● **Do this**:
Provide the data again in its entirety, exactly as given.
==============================
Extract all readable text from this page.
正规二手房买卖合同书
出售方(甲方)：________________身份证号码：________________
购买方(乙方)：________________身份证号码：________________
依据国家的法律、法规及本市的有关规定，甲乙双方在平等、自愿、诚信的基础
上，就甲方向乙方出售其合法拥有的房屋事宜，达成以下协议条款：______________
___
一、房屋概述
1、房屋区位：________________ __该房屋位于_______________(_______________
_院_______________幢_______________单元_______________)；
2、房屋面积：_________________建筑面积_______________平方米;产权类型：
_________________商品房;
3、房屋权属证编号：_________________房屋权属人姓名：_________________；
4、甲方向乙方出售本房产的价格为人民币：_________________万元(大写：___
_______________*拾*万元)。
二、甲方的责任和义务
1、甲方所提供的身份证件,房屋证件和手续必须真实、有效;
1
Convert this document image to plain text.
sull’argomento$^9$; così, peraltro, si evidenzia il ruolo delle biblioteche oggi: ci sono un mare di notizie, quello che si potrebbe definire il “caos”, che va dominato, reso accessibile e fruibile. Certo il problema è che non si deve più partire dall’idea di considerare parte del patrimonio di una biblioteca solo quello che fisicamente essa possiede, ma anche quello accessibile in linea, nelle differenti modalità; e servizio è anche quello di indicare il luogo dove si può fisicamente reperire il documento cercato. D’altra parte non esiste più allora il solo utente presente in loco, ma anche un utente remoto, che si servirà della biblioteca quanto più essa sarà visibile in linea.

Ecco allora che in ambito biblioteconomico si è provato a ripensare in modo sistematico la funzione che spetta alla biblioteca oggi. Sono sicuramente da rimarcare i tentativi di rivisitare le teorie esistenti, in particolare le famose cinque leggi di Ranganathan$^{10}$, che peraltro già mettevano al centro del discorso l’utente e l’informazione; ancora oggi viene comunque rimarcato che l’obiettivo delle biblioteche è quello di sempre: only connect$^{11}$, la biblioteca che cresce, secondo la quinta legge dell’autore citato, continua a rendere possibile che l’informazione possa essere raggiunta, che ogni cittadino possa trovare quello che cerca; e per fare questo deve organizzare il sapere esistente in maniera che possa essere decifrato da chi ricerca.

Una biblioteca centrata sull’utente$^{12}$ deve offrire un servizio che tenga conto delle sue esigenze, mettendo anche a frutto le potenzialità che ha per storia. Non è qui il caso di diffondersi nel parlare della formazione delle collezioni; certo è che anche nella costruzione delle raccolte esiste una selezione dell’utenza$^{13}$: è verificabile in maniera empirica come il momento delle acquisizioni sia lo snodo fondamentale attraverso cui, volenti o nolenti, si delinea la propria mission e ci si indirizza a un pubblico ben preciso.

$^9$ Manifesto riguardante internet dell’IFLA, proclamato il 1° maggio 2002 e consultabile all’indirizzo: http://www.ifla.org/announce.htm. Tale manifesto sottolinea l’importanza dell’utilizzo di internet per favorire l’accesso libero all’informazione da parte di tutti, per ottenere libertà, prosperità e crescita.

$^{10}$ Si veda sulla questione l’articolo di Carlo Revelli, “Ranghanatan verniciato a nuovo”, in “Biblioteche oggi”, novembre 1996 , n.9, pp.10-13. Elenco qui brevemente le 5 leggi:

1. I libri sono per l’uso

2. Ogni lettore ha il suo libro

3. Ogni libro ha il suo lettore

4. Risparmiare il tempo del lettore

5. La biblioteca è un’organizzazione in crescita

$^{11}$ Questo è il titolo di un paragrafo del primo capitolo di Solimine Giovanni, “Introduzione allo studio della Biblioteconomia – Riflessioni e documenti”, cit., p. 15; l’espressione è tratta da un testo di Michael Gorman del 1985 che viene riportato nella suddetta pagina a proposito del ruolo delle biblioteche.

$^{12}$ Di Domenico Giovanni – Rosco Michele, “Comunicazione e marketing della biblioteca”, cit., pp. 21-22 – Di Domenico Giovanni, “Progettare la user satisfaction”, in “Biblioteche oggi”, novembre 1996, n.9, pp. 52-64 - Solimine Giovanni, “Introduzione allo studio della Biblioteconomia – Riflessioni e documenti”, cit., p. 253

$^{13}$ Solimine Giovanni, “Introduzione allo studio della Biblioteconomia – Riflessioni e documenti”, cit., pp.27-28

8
==============================
● **The response**:
Extract all readable text from this page.
正规二手房买卖合同书
出售方(甲方)：________________身份证号码：________________
购买方(乙方)：________________身份证号码：________________
依据国家的法律、法规及本市的有关规定，甲乙双方在平等、自愿、诚信的基础
上，就甲方向乙方出售其合法拥有的房屋事宜，达成以下协议条款：______________
___
一、房屋概述
1、房屋区位：________________ __该房屋位于_______________(_______________
_院_______________幢_______________单元_______________)；
2、房屋面积：_________________建筑面积_______________平方米;产权类型：
_________________商品房;
3、房屋权属证编号：_________________房屋权属人姓名：_________________；
4、甲方向乙方出售本房产的价格为人民币：_________________万元(大写：___
_______________*拾*万元)。
二、甲方的责任和义务
1、甲方所提供的身份证件,房屋证件和手续必须真实、有效;
1
Convert this document image to plain text.
sull’argomento$^9$; così, peraltro, si evidenzia il ruolo delle biblioteche oggi: ci sono un mare di notizie, quello che si potrebbe definire il “caos”, che va dominato, reso accessibile e fruibile. Certo il problema è che non si deve più partire dall’idea di considerare parte del patrimonio di una biblioteca solo quello che fisicamente essa possiede, ma anche quello accessibile in linea, nelle differenti modalità; e servizio è anche quello di indicare il luogo dove si può fisicamente reperire il documento cercato. D’altra parte non esiste più allora il solo utente presente in loco, ma anche un utente remoto, che si servirà della biblioteca quanto più essa sarà visibile in linea.

Ecco allora che in ambito biblioteconomico si è provato a ripensare in modo sistematico la funzione che spetta alla biblioteca oggi. Sono sicuramente da rimarcare i tentativi di rivisitare le teorie esistenti, in particolare le famose cinque leggi di Ranganathan$^{10}$, che peraltro già mettevano al centro del discorso l’utente e l’informazione; ancora oggi viene comunque rimarcato che l’obiettivo delle biblioteche è quello di sempre: only connect$^{11}$, la biblioteca che cresce, secondo la quinta legge dell’autore citato, continua a rendere possibile che l’informazione possa essere raggiunta, che ogni cittadino possa trovare quello che cerca; e per fare questo deve organizzare il sapere esistente in maniera che possa essere decifrato da chi ricerca.

Una biblioteca centrata sull’utente$^{12}$ deve offrire un servizio che tenga conto delle sue esigenze, mettendo anche a frutto le potenzialità che ha per storia. Non è qui il caso di diffondersi nel parlare della formazione delle collezioni; certo è che anche nella costruzione delle raccolte esiste una selezione dell’utenza$^{13}$: è verificabile in maniera empirica come il momento delle acquisizioni sia lo snodo fondamentale attraverso cui, volenti o nolenti, si delinea la propria mission e ci si indirizza a un pubblico ben preciso.

$^9$ Manifesto riguardante internet dell’IFLA, proclamato il 1° maggio 2002 e consultabile all’indirizzo: http://www.ifla.org/announce.htm. Tale manifesto sottolinea l’importanza dell’utilizzo di internet per favorire l’accesso libero all’informazione da parte di tutti, per ottenere libertà, prosperità e crescita.

$^{10}$ Si veda sulla questione l’articolo di Carlo Revelli, “Ranghanatan verniciato a nuovo”, in “Biblioteche oggi”, novembre 1996 , n.9, pp.10-13. Elenco qui brevemente le 5 leggi:

1. I libri sono per l’uso

2. Ogni lettore ha il suo libro

3. Ogni libro ha il suo lettore

4. Risparmiare il tempo del lettore

5. La biblioteca è un’organizzazione in crescita

$^{11}$ Questo è il titolo di un paragrafo del primo capitolo di Solimine Giovanni, “Introduzione allo studio della Biblioteconomia – Riflessioni e documenti”, cit., p. 15; l’espressione è tratta da un testo di Michael Gorman del 1985 che viene riportato nella suddetta pagina a proposito del ruolo delle biblioteche.

$^{12}$ Di Domenico Giovanni – Rosco Michele, “Comunicazione e marketing della biblioteca”, cit., pp. 21-22 – Di Domenico Giovanni, “Progettare la user satisfaction”, in “Biblioteche oggi”, novembre 1996, n.9, pp. 52-64 - Solimine Giovanni, “Introduzione allo studio della Biblioteconomia – Riflessioni e documenti”, cit., p. 253

$^{13}$ Solimine Giovanni, “Introduzione allo studio della Biblioteconomia – Riflessioni e documenti”, cit., pp.27-28

8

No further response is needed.